> **Problem to solve**
Keep only the lines of the listing that include the word "pumpy", and copy them.

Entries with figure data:
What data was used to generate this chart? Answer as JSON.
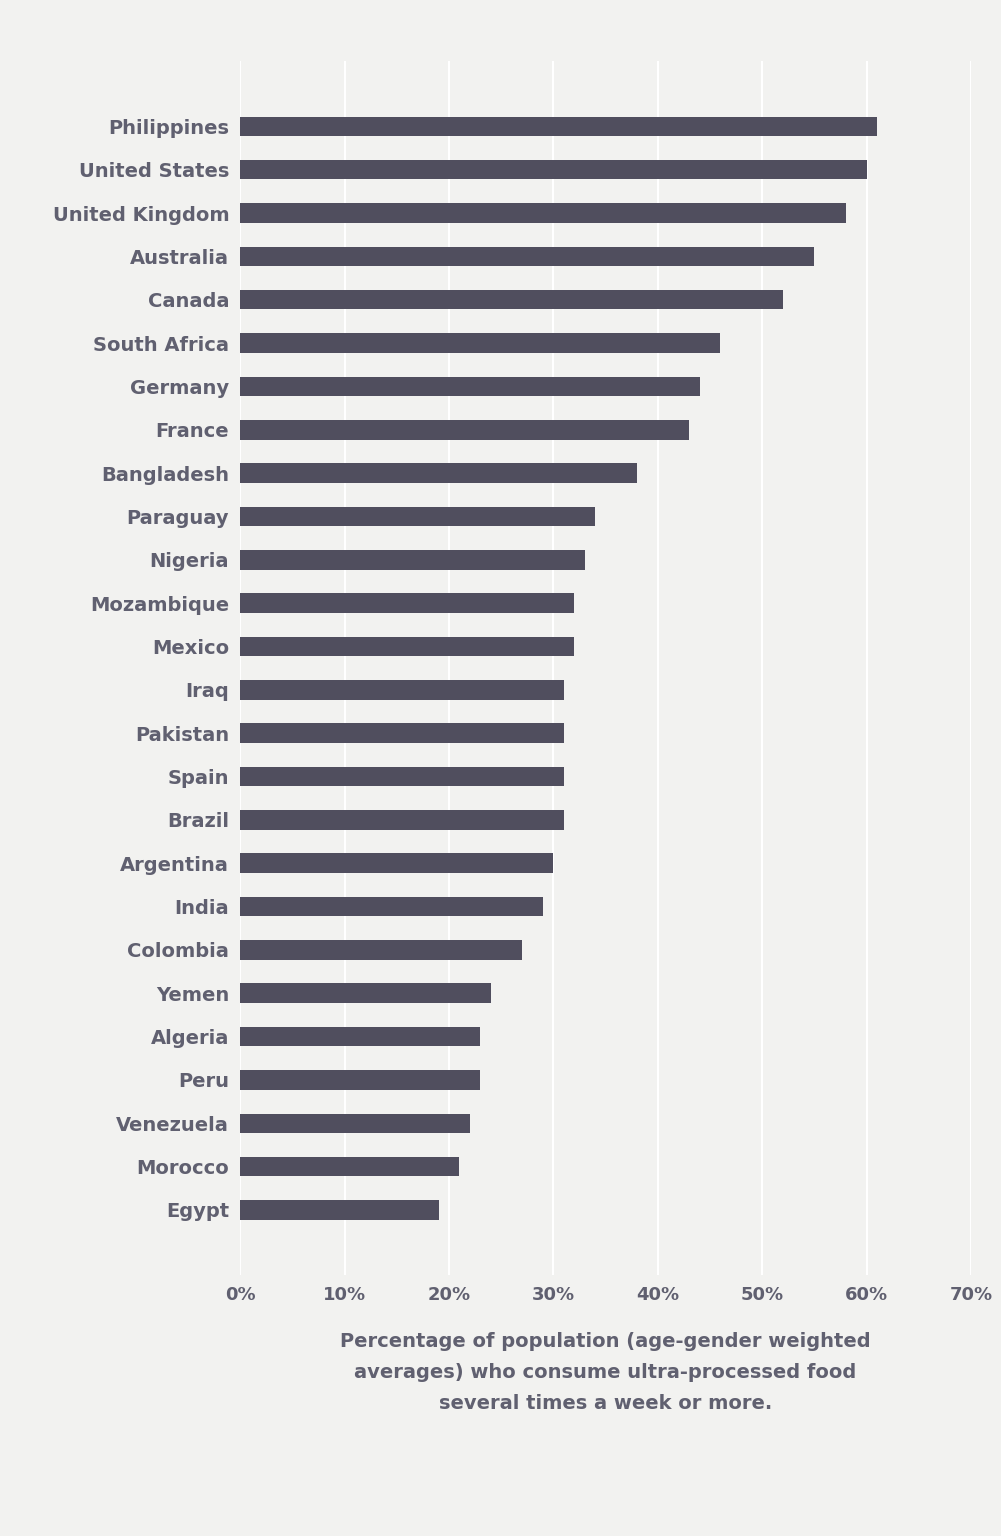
{
  "countries": [
    "Philippines",
    "United States",
    "United Kingdom",
    "Australia",
    "Canada",
    "South Africa",
    "Germany",
    "France",
    "Bangladesh",
    "Paraguay",
    "Nigeria",
    "Mozambique",
    "Mexico",
    "Iraq",
    "Pakistan",
    "Spain",
    "Brazil",
    "Argentina",
    "India",
    "Colombia",
    "Yemen",
    "Algeria",
    "Peru",
    "Venezuela",
    "Morocco",
    "Egypt"
  ],
  "values": [
    61,
    60,
    58,
    55,
    52,
    46,
    44,
    43,
    38,
    34,
    33,
    32,
    32,
    31,
    31,
    31,
    31,
    30,
    29,
    27,
    24,
    23,
    23,
    22,
    21,
    19
  ],
  "bar_color": "#504e5e",
  "background_color": "#f2f2f0",
  "xlabel": "Percentage of population (age-gender weighted\naverages) who consume ultra-processed food\nseveral times a week or more.",
  "xlim": [
    0,
    70
  ],
  "xtick_labels": [
    "0%",
    "10%",
    "20%",
    "30%",
    "40%",
    "50%",
    "60%",
    "70%"
  ],
  "xtick_values": [
    0,
    10,
    20,
    30,
    40,
    50,
    60,
    70
  ],
  "bar_height": 0.45,
  "label_fontsize": 14,
  "tick_fontsize": 13,
  "xlabel_fontsize": 14,
  "grid_color": "#ffffff",
  "text_color": "#606070"
}
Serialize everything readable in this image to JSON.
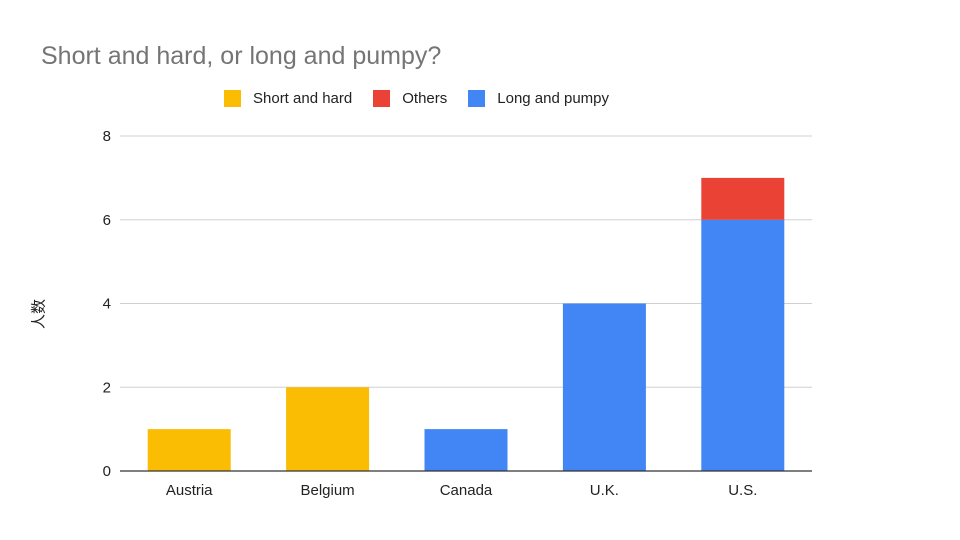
{
  "chart_data": {
    "type": "bar",
    "stacked": true,
    "title": "Short and hard, or long and pumpy?",
    "xlabel": "",
    "ylabel": "人数",
    "categories": [
      "Austria",
      "Belgium",
      "Canada",
      "U.K.",
      "U.S."
    ],
    "series": [
      {
        "name": "Short and hard",
        "color": "#fbbc04",
        "values": [
          1,
          2,
          0,
          0,
          0
        ]
      },
      {
        "name": "Others",
        "color": "#ea4335",
        "values": [
          0,
          0,
          0,
          0,
          1
        ]
      },
      {
        "name": "Long and pumpy",
        "color": "#4285f4",
        "values": [
          0,
          0,
          1,
          4,
          6
        ]
      }
    ],
    "stack_order": [
      "Short and hard",
      "Long and pumpy",
      "Others"
    ],
    "ylim": [
      0,
      8
    ],
    "yticks": [
      0,
      2,
      4,
      6,
      8
    ],
    "grid": true,
    "legend_position": "top"
  }
}
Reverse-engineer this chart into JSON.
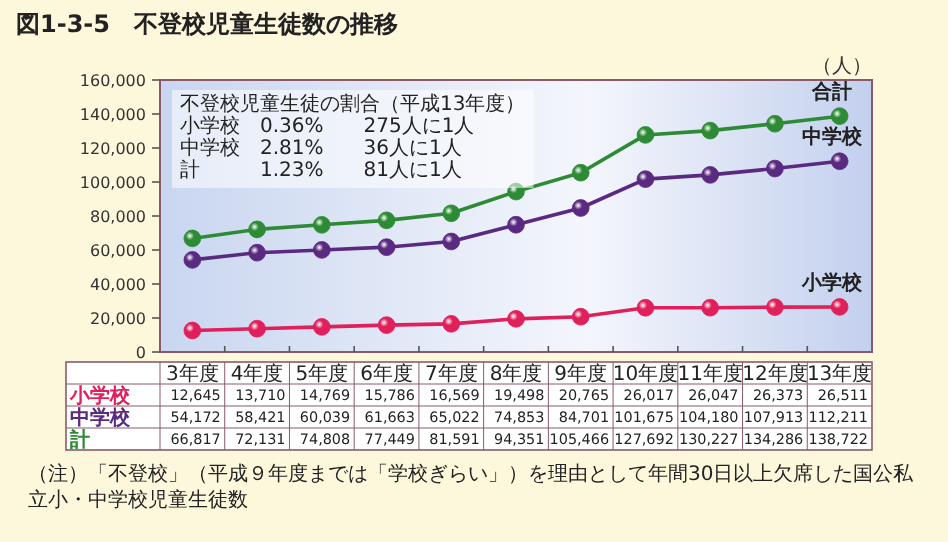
{
  "chart_data": {
    "type": "line",
    "title": "図1-3-5　不登校児童生徒数の推移",
    "ylabel": "（人）",
    "categories": [
      "3年度",
      "4年度",
      "5年度",
      "6年度",
      "7年度",
      "8年度",
      "9年度",
      "10年度",
      "11年度",
      "12年度",
      "13年度"
    ],
    "series": [
      {
        "name": "小学校",
        "color": "#e0205a",
        "values": [
          12645,
          13710,
          14769,
          15786,
          16569,
          19498,
          20765,
          26017,
          26047,
          26373,
          26511
        ],
        "value_labels": [
          "12,645",
          "13,710",
          "14,769",
          "15,786",
          "16,569",
          "19,498",
          "20,765",
          "26,017",
          "26,047",
          "26,373",
          "26,511"
        ]
      },
      {
        "name": "中学校",
        "color": "#5a2a80",
        "values": [
          54172,
          58421,
          60039,
          61663,
          65022,
          74853,
          84701,
          101675,
          104180,
          107913,
          112211
        ],
        "value_labels": [
          "54,172",
          "58,421",
          "60,039",
          "61,663",
          "65,022",
          "74,853",
          "84,701",
          "101,675",
          "104,180",
          "107,913",
          "112,211"
        ]
      },
      {
        "name": "計",
        "color": "#2e8b35",
        "values": [
          66817,
          72131,
          74808,
          77449,
          81591,
          94351,
          105466,
          127692,
          130227,
          134286,
          138722
        ],
        "value_labels": [
          "66,817",
          "72,131",
          "74,808",
          "77,449",
          "81,591",
          "94,351",
          "105,466",
          "127,692",
          "130,227",
          "134,286",
          "138,722"
        ]
      }
    ],
    "ylim": [
      0,
      160000
    ],
    "yticks": [
      {
        "value": 0,
        "label": "0"
      },
      {
        "value": 20000,
        "label": "20,000"
      },
      {
        "value": 40000,
        "label": "40,000"
      },
      {
        "value": 60000,
        "label": "60,000"
      },
      {
        "value": 80000,
        "label": "80,000"
      },
      {
        "value": 100000,
        "label": "100,000"
      },
      {
        "value": 120000,
        "label": "120,000"
      },
      {
        "value": 140000,
        "label": "140,000"
      },
      {
        "value": 160000,
        "label": "160,000"
      }
    ],
    "marker": "circle",
    "line_style": "solid",
    "annotations": [
      "小学校",
      "中学校",
      "合計",
      "不登校児童生徒の割合（平成13年度）",
      "小学校　0.36%　　275人に1人",
      "中学校　2.81%　　36人に1人",
      "計　　　1.23%　　81人に1人",
      "（注）「不登校」（平成９年度までは「学校ぎらい」）を理由として年間30日以上欠席した国公私立小・中学校児童生徒数"
    ]
  }
}
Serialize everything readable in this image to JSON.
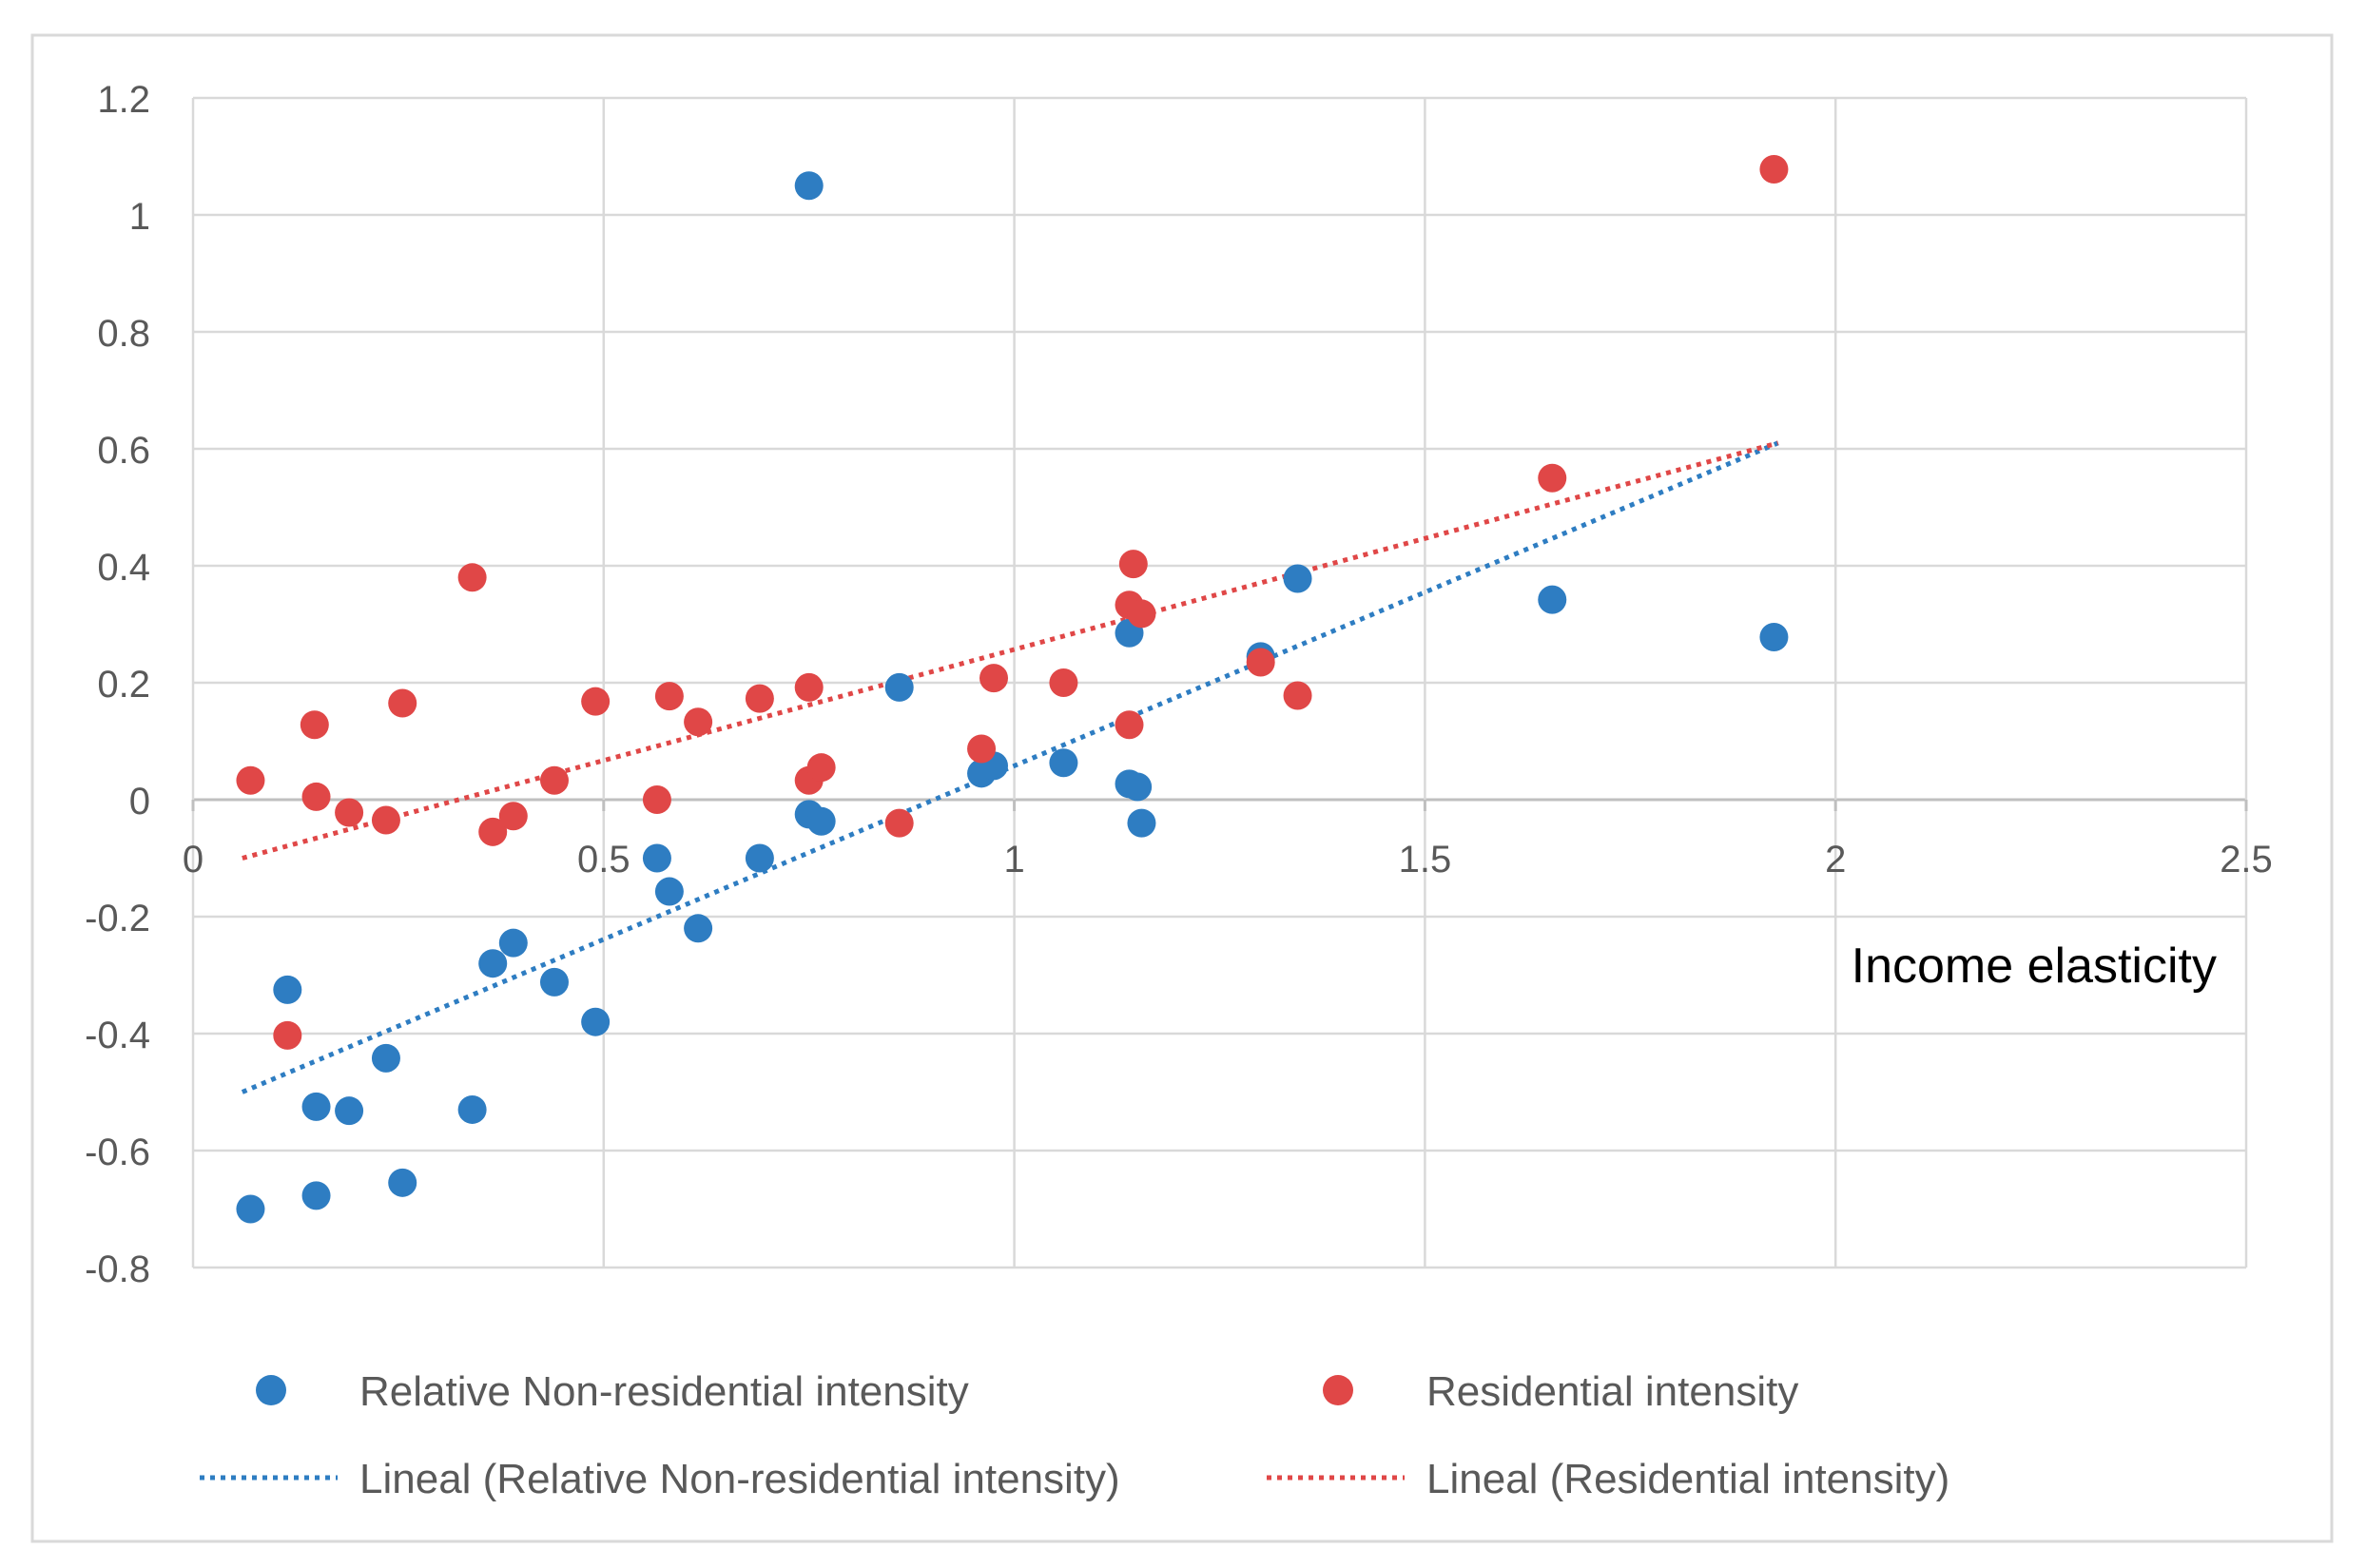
{
  "chart_data": {
    "type": "scatter",
    "title": "",
    "xlabel": "Income elasticity",
    "ylabel": "",
    "xlim": [
      0,
      2.5
    ],
    "ylim": [
      -0.8,
      1.2
    ],
    "x_ticks": [
      {
        "value": 0,
        "label": "0"
      },
      {
        "value": 0.5,
        "label": "0.5"
      },
      {
        "value": 1,
        "label": "1"
      },
      {
        "value": 1.5,
        "label": "1.5"
      },
      {
        "value": 2,
        "label": "2"
      },
      {
        "value": 2.5,
        "label": "2.5"
      }
    ],
    "y_ticks": [
      {
        "value": 1.2,
        "label": "1.2"
      },
      {
        "value": 1,
        "label": "1"
      },
      {
        "value": 0.8,
        "label": "0.8"
      },
      {
        "value": 0.6,
        "label": "0.6"
      },
      {
        "value": 0.4,
        "label": "0.4"
      },
      {
        "value": 0.2,
        "label": "0.2"
      },
      {
        "value": 0,
        "label": "0"
      },
      {
        "value": -0.2,
        "label": "-0.2"
      },
      {
        "value": -0.4,
        "label": "-0.4"
      },
      {
        "value": -0.6,
        "label": "-0.6"
      },
      {
        "value": -0.8,
        "label": "-0.8"
      }
    ],
    "grid": true,
    "legend_position": "bottom",
    "series": [
      {
        "name": "Relative Non-residential intensity",
        "color": "#2e7dc2",
        "points": [
          {
            "x": 0.07,
            "y": -0.7
          },
          {
            "x": 0.115,
            "y": -0.325
          },
          {
            "x": 0.15,
            "y": -0.677
          },
          {
            "x": 0.15,
            "y": -0.525
          },
          {
            "x": 0.19,
            "y": -0.532
          },
          {
            "x": 0.235,
            "y": -0.442
          },
          {
            "x": 0.255,
            "y": -0.655
          },
          {
            "x": 0.34,
            "y": -0.53
          },
          {
            "x": 0.365,
            "y": -0.28
          },
          {
            "x": 0.39,
            "y": -0.245
          },
          {
            "x": 0.44,
            "y": -0.312
          },
          {
            "x": 0.49,
            "y": -0.38
          },
          {
            "x": 0.565,
            "y": -0.1
          },
          {
            "x": 0.58,
            "y": -0.157
          },
          {
            "x": 0.615,
            "y": -0.22
          },
          {
            "x": 0.69,
            "y": -0.1
          },
          {
            "x": 0.75,
            "y": 1.05
          },
          {
            "x": 0.75,
            "y": -0.025
          },
          {
            "x": 0.765,
            "y": -0.037
          },
          {
            "x": 0.86,
            "y": 0.192
          },
          {
            "x": 0.96,
            "y": 0.045
          },
          {
            "x": 0.975,
            "y": 0.058
          },
          {
            "x": 1.06,
            "y": 0.063
          },
          {
            "x": 1.14,
            "y": 0.027
          },
          {
            "x": 1.15,
            "y": 0.022
          },
          {
            "x": 1.14,
            "y": 0.285
          },
          {
            "x": 1.155,
            "y": -0.04
          },
          {
            "x": 1.3,
            "y": 0.245
          },
          {
            "x": 1.345,
            "y": 0.378
          },
          {
            "x": 1.655,
            "y": 0.342
          },
          {
            "x": 1.925,
            "y": 0.278
          }
        ],
        "trendline": {
          "name": "Lineal (Relative Non-residential intensity)",
          "from": {
            "x": 0.06,
            "y": -0.5
          },
          "to": {
            "x": 1.93,
            "y": 0.61
          }
        }
      },
      {
        "name": "Residential intensity",
        "color": "#e04747",
        "points": [
          {
            "x": 0.07,
            "y": 0.033
          },
          {
            "x": 0.115,
            "y": -0.403
          },
          {
            "x": 0.148,
            "y": 0.128
          },
          {
            "x": 0.15,
            "y": 0.005
          },
          {
            "x": 0.19,
            "y": -0.022
          },
          {
            "x": 0.235,
            "y": -0.035
          },
          {
            "x": 0.255,
            "y": 0.165
          },
          {
            "x": 0.34,
            "y": 0.38
          },
          {
            "x": 0.365,
            "y": -0.055
          },
          {
            "x": 0.39,
            "y": -0.028
          },
          {
            "x": 0.44,
            "y": 0.033
          },
          {
            "x": 0.49,
            "y": 0.168
          },
          {
            "x": 0.565,
            "y": 0.0
          },
          {
            "x": 0.58,
            "y": 0.177
          },
          {
            "x": 0.615,
            "y": 0.133
          },
          {
            "x": 0.69,
            "y": 0.173
          },
          {
            "x": 0.75,
            "y": 0.192
          },
          {
            "x": 0.75,
            "y": 0.033
          },
          {
            "x": 0.765,
            "y": 0.055
          },
          {
            "x": 0.86,
            "y": -0.04
          },
          {
            "x": 0.96,
            "y": 0.087
          },
          {
            "x": 0.975,
            "y": 0.208
          },
          {
            "x": 1.06,
            "y": 0.2
          },
          {
            "x": 1.14,
            "y": 0.128
          },
          {
            "x": 1.145,
            "y": 0.403
          },
          {
            "x": 1.14,
            "y": 0.333
          },
          {
            "x": 1.155,
            "y": 0.318
          },
          {
            "x": 1.3,
            "y": 0.235
          },
          {
            "x": 1.345,
            "y": 0.178
          },
          {
            "x": 1.655,
            "y": 0.55
          },
          {
            "x": 1.925,
            "y": 1.078
          }
        ],
        "trendline": {
          "name": "Lineal (Residential intensity)",
          "from": {
            "x": 0.06,
            "y": -0.1
          },
          "to": {
            "x": 1.93,
            "y": 0.61
          }
        }
      }
    ]
  }
}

> **Task response**
    "title": "Short and hard, or long and pumpy?",
        "name": "Long and pumpy",
      "Long and pumpy",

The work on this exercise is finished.